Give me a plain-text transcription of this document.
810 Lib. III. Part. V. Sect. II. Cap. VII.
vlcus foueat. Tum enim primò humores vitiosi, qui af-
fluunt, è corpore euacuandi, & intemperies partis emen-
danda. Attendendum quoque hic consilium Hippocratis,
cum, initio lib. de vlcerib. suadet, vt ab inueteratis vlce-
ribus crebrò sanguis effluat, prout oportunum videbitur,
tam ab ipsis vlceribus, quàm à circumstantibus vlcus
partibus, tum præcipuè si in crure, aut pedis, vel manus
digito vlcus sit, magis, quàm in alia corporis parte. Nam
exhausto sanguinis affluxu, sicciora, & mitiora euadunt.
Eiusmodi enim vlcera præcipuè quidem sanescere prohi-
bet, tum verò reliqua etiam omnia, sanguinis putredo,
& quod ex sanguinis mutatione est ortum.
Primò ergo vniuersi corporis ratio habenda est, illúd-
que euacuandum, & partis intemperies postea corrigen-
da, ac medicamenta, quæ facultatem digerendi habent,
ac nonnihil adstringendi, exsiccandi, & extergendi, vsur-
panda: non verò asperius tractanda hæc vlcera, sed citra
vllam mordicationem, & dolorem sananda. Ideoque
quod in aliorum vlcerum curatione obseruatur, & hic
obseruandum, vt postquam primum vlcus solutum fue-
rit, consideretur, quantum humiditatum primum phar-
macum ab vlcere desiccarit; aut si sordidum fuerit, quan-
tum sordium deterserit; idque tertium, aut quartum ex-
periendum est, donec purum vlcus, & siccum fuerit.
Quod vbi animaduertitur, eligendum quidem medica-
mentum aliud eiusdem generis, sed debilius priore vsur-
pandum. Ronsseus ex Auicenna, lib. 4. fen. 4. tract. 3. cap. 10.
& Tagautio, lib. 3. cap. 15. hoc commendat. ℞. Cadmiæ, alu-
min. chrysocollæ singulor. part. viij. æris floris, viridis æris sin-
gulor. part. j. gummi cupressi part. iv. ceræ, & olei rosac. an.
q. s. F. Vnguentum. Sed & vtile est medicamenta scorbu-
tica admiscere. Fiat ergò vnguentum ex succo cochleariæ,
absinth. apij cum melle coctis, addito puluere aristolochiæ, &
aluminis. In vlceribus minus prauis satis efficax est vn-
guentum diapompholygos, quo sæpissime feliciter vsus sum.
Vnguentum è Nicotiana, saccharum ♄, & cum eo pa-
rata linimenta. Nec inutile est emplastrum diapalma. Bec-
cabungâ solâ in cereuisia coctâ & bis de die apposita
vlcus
_____
> _What you should do_:
Pick out all the lines with the word "intemperies" in them and copy them.

> _Result_:
fluunt, è corpore euacuandi, & intemperies partis emen-
que euacuandum, & partis intemperies postea corrigen-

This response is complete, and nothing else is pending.